REQUIRED ACTION 1 — Reproduce the portion of the account of a stressful Sabbath beginning with "Long night. Short" and going on through "something from me.", word for word.
REQUIRED ACTION 2 — Continue the account of a stressful Sabbath from the point at which it stops.

SELECTED EXCERPT —
------------------------------------------------------------
I was stressed. And I should’ve not been because it was the Sabbath.
Last night, I was wide awake up until 02:30 am because, you know, hormones. Something I could not pin point was bothering me and I was overthinking everything. I was not in a good mood and was so sulky when he called me over the phone.
He was asking what’s with my mood and bakit ako nagtataray. I couldn’t tell him the reason because I myself do not understand. Yes, hormones are difficult to understand.
Long night. Short sleep. Bad morning.
My mind-set for this Sabbath was that I am going to play the piano, as usual, and that’s all. No any other major part in the church service. BUT…
I was asked to be the Divine Worship speaker, impromptu, because the pastor who was supposed to visit us got sick and said he will not be able to come. Ugh. I hate impromptus but what any other choice do I have? People in our local church are very good listeners and they are not really used to speaking in front. That is why when they know I am home, they always expect something from me.
I was feeling light-headed but still managed to rush everything. From fixing my self, to putting my things together, to preparing the message and to making sure everything will work out just fine.
I was so stressed. But it was the Sabbath and I’m trying my very best to control everything.
------------------------------------------------------------
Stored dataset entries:
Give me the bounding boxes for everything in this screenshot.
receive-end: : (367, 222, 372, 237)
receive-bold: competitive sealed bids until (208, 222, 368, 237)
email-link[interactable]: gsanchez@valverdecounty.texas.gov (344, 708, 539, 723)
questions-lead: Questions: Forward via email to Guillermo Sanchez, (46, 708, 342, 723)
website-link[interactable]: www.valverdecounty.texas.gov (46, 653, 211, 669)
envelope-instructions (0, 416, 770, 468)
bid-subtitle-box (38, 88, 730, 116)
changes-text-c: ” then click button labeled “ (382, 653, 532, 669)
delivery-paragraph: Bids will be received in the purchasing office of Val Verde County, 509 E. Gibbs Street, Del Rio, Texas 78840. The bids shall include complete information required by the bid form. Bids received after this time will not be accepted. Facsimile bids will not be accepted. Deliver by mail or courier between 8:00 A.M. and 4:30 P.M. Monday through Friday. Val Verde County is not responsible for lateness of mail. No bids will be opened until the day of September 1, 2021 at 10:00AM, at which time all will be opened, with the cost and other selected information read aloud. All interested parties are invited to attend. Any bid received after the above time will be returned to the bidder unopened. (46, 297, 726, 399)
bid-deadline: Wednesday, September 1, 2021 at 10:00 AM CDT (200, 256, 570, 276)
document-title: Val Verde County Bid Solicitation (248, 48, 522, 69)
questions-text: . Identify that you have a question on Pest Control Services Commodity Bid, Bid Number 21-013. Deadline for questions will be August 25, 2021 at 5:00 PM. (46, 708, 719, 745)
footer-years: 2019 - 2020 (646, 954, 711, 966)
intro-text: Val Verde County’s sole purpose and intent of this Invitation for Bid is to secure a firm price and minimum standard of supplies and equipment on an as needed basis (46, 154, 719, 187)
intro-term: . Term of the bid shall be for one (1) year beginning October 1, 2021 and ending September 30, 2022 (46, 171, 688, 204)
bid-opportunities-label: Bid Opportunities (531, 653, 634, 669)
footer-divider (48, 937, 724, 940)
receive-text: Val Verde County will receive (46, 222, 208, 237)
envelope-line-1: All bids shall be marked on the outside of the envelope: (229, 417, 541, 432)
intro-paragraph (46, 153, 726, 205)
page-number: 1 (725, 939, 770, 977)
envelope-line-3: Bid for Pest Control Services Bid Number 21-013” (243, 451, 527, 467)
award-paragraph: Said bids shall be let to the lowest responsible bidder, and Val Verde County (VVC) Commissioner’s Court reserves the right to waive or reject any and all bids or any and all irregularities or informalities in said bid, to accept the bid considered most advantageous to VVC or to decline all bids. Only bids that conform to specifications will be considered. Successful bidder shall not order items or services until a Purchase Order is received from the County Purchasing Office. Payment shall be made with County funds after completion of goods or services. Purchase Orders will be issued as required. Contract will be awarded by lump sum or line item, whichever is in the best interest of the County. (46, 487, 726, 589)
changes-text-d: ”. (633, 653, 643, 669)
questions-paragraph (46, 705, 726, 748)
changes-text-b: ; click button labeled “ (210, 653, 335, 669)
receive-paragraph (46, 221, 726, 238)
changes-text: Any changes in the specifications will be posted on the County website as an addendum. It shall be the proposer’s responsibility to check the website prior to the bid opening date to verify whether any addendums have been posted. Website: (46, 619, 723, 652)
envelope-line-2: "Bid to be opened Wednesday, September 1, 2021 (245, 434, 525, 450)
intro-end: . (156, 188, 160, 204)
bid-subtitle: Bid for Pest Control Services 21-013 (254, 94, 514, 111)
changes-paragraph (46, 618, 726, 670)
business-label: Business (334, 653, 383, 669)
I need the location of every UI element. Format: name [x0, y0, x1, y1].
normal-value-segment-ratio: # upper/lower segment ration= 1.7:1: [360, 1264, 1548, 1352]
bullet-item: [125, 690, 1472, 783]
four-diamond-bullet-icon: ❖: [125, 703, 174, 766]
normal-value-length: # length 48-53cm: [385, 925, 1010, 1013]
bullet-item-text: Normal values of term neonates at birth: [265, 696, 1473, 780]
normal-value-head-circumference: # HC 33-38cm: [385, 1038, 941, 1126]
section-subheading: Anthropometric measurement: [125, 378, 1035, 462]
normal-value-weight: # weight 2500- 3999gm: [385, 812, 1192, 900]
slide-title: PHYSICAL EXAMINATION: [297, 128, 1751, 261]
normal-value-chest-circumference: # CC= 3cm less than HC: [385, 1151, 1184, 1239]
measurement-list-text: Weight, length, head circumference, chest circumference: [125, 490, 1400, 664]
------------------------------------------------------------
YOUR RESPONSE 1 —
Long night. Short sleep. Bad morning.
My mind-set for this Sabbath was that I am going to play the piano, as usual, and that’s all. No any other major part in the church service. BUT…
I was asked to be the Divine Worship speaker, impromptu, because the pastor who was supposed to visit us got sick and said he will not be able to come. Ugh. I hate impromptus but what any other choice do I have? People in our local church are very good listeners and they are not really used to speaking in front. That is why when they know I am home, they always expect something from me.

YOUR RESPONSE 2 —
I texted him about my situation before I finally put off my phone and focused on the things that needs to get done. I actually don’t feel I have the right to rant to him about my current situation given the fact that I was so irritable last night to the point I actually raised my voice at him. Nevertheless, he is the only person I know who could understand me so I still did.
And you know what? I was humiliated with his response. And the other succeeding messages.
The Most Patient, Most Understanding and Most Supportive Boyfriend Award goes to him! After showing him my unexplainable temperaments, he never showed me any hint that he’s mad or angry or whatever. In fact, he still prayed for me like he always does.
I was rebuked how grumpy and ungrateful and full of complaints I am most of the time. But look over here, how calm and peaceful and prayerful my sweetheart is.
I know I’ll always have him. I’ll always have my prayer warrior.
Thank you for Daniel, my prayer warrior. Thank because when my life gets out of control, You always use him to calm me and to remind me that You are in control. Help me become a prayer warrior for him, too. Bless our relationship and teach us to pray more.